> [GIVEN INSTRUCTION] Show each line from the listing that includes the word "reaction".

— Start of DATA FOR PROCESSING —

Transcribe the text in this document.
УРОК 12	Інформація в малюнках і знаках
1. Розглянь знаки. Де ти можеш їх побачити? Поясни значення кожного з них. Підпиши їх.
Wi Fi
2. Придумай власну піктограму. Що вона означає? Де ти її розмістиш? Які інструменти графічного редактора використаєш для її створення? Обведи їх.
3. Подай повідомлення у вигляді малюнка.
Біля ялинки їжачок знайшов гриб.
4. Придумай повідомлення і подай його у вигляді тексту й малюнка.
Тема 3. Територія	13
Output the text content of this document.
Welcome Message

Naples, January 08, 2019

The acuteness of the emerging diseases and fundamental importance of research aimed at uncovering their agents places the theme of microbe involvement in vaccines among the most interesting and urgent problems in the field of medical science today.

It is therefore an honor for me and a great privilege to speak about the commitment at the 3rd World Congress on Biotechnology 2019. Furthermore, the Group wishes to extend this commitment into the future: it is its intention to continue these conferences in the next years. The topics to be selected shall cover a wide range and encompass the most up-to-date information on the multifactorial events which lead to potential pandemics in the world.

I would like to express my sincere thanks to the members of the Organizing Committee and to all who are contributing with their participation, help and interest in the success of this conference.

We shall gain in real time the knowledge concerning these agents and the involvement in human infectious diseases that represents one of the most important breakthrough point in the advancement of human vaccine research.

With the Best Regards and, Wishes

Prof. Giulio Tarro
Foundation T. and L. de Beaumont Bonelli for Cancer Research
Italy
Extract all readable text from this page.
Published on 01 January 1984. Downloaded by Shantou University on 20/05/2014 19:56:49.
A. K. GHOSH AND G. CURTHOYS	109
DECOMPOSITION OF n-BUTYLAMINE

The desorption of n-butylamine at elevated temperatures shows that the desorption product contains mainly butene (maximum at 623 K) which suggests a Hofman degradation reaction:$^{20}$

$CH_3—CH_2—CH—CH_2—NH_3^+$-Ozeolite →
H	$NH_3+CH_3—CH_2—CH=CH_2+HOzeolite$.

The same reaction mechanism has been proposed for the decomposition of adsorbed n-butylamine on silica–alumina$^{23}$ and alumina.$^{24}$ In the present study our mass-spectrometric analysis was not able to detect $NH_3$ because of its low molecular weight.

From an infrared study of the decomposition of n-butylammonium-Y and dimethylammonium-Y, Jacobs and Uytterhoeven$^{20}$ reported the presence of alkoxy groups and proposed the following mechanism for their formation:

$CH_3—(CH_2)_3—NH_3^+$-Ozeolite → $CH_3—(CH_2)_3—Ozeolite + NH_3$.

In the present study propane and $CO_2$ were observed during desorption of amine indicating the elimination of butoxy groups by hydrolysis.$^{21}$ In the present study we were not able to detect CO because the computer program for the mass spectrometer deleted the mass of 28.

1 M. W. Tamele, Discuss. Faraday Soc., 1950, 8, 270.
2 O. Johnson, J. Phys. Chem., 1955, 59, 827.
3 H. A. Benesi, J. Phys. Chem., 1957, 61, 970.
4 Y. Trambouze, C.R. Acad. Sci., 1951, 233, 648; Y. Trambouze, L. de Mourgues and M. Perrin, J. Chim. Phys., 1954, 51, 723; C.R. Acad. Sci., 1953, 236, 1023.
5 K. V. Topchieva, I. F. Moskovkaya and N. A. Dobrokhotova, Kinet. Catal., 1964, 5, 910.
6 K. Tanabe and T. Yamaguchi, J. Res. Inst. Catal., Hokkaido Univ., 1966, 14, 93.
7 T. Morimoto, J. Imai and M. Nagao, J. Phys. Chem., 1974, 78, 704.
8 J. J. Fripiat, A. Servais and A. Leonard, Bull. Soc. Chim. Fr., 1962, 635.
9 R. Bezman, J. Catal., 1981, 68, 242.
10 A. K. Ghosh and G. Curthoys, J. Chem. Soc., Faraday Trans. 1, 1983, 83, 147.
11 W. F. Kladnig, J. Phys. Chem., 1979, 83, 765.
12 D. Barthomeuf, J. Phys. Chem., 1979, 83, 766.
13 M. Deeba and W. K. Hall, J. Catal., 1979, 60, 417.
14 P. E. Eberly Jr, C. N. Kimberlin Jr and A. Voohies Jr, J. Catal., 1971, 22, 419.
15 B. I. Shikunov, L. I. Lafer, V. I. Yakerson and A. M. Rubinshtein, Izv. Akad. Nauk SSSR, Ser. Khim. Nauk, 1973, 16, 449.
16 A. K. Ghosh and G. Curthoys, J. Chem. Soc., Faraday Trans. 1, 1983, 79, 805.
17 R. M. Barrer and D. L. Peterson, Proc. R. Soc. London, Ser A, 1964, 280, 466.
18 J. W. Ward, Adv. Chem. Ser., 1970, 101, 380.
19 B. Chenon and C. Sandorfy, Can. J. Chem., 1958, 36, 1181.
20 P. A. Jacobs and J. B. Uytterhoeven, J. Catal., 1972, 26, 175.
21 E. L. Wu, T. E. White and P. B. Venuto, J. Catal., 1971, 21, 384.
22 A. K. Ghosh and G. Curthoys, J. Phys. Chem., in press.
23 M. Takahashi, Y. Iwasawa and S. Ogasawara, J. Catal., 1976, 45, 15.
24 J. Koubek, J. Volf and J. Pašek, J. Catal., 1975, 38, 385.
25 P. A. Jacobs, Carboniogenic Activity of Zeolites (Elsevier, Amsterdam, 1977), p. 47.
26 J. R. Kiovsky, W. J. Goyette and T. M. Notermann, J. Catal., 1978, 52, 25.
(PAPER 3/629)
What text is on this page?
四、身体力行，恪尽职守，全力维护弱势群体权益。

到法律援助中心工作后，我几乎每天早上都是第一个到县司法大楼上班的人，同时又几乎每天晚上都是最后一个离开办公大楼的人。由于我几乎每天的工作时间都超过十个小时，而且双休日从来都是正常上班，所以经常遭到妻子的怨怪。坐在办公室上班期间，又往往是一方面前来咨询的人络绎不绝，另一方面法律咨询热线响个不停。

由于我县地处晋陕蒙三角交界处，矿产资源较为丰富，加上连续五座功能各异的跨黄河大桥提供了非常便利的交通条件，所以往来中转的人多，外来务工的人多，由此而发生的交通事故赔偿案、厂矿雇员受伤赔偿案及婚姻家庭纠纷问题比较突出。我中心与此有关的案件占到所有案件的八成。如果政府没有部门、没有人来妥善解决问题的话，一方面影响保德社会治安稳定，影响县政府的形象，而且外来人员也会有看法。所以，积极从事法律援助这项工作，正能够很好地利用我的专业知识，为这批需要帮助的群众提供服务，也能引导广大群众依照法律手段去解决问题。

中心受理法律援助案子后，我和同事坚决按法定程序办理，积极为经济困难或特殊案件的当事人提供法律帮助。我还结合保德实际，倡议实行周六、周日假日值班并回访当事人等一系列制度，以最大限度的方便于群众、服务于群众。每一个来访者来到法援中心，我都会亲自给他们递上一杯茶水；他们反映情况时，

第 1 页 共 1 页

— End of DATA FOR PROCESSING —

> [FINAL RESULT]
The desorption of n-butylamine at elevated temperatures shows that the desorption product contains mainly butene (maximum at 623 K) which suggests a Hofman degradation reaction:$^{20}$
The same reaction mechanism has been proposed for the decomposition of adsorbed n-butylamine on silica–alumina$^{23}$ and alumina.$^{24}$ In the present study our mass-spectrometric analysis was not able to detect $NH_3$ because of its low molecular weight.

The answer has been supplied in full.